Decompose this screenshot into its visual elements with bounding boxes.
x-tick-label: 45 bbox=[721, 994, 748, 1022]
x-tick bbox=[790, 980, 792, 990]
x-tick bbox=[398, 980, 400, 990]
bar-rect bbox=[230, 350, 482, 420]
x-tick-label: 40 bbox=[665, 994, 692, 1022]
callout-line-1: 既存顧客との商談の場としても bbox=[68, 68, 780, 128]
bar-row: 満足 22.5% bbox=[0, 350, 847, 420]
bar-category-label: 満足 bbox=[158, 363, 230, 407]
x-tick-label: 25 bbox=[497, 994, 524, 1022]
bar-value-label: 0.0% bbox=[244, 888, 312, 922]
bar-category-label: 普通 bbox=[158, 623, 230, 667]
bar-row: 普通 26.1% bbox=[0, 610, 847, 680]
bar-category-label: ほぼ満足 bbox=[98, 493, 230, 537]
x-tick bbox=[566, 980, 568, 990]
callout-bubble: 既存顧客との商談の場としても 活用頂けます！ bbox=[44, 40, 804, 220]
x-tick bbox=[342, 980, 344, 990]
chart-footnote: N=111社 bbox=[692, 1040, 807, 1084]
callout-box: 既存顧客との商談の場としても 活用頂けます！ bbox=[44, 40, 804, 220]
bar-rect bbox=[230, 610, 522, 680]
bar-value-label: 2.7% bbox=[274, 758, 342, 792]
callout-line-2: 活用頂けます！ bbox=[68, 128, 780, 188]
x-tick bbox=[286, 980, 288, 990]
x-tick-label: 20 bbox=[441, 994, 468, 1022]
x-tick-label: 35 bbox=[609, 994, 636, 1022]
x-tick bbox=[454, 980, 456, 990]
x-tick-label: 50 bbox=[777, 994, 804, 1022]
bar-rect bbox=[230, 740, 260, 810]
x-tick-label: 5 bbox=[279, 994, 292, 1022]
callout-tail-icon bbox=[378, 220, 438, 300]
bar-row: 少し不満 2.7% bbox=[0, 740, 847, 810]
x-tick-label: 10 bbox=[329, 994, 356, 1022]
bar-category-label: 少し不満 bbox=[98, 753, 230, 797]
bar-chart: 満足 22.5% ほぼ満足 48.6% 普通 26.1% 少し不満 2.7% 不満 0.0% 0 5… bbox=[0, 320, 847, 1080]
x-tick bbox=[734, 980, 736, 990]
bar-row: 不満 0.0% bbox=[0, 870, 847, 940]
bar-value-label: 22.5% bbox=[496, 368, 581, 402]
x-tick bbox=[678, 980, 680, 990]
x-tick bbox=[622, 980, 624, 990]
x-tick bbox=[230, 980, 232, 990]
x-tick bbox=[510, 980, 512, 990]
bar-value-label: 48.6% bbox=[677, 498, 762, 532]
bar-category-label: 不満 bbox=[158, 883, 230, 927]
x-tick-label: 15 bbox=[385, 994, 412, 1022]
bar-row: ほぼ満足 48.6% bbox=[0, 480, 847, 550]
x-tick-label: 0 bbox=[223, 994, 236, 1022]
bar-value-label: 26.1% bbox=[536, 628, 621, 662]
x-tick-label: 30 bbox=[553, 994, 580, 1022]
· · · · ·
TASK STATEMENT =
Copy out every entry above word for word, keeping the lines in the same order.

ANSWER TO THIS EXERCISE =
Decompose this screenshot into its visual elements with bounding boxes.
x-tick-label: 45 bbox=[721, 994, 748, 1022]
x-tick bbox=[790, 980, 792, 990]
x-tick bbox=[398, 980, 400, 990]
bar-rect bbox=[230, 350, 482, 420]
x-tick-label: 40 bbox=[665, 994, 692, 1022]
callout-line-1: 既存顧客との商談の場としても bbox=[68, 68, 780, 128]
bar-row: 満足 22.5% bbox=[0, 350, 847, 420]
bar-category-label: 満足 bbox=[158, 363, 230, 407]
x-tick-label: 25 bbox=[497, 994, 524, 1022]
bar-value-label: 0.0% bbox=[244, 888, 312, 922]
bar-category-label: 普通 bbox=[158, 623, 230, 667]
bar-row: 普通 26.1% bbox=[0, 610, 847, 680]
bar-category-label: ほぼ満足 bbox=[98, 493, 230, 537]
x-tick bbox=[566, 980, 568, 990]
callout-bubble: 既存顧客との商談の場としても 活用頂けます！ bbox=[44, 40, 804, 220]
x-tick bbox=[342, 980, 344, 990]
chart-footnote: N=111社 bbox=[692, 1040, 807, 1084]
callout-box: 既存顧客との商談の場としても 活用頂けます！ bbox=[44, 40, 804, 220]
bar-rect bbox=[230, 610, 522, 680]
bar-value-label: 2.7% bbox=[274, 758, 342, 792]
callout-line-2: 活用頂けます！ bbox=[68, 128, 780, 188]
x-tick bbox=[286, 980, 288, 990]
x-tick-label: 20 bbox=[441, 994, 468, 1022]
x-tick-label: 35 bbox=[609, 994, 636, 1022]
x-tick bbox=[454, 980, 456, 990]
x-tick-label: 50 bbox=[777, 994, 804, 1022]
bar-rect bbox=[230, 740, 260, 810]
x-tick-label: 5 bbox=[279, 994, 292, 1022]
callout-tail-icon bbox=[378, 220, 438, 300]
bar-row: 少し不満 2.7% bbox=[0, 740, 847, 810]
x-tick-label: 10 bbox=[329, 994, 356, 1022]
bar-category-label: 少し不満 bbox=[98, 753, 230, 797]
bar-chart: 満足 22.5% ほぼ満足 48.6% 普通 26.1% 少し不満 2.7% 不満 0.0% 0 5… bbox=[0, 320, 847, 1080]
x-tick bbox=[734, 980, 736, 990]
bar-row: 不満 0.0% bbox=[0, 870, 847, 940]
bar-value-label: 22.5% bbox=[496, 368, 581, 402]
x-tick bbox=[678, 980, 680, 990]
x-tick bbox=[622, 980, 624, 990]
x-tick bbox=[230, 980, 232, 990]
x-tick bbox=[510, 980, 512, 990]
bar-value-label: 48.6% bbox=[677, 498, 762, 532]
bar-category-label: 不満 bbox=[158, 883, 230, 927]
x-tick-label: 15 bbox=[385, 994, 412, 1022]
bar-row: ほぼ満足 48.6% bbox=[0, 480, 847, 550]
x-tick-label: 0 bbox=[223, 994, 236, 1022]
bar-value-label: 26.1% bbox=[536, 628, 621, 662]
x-tick-label: 30 bbox=[553, 994, 580, 1022]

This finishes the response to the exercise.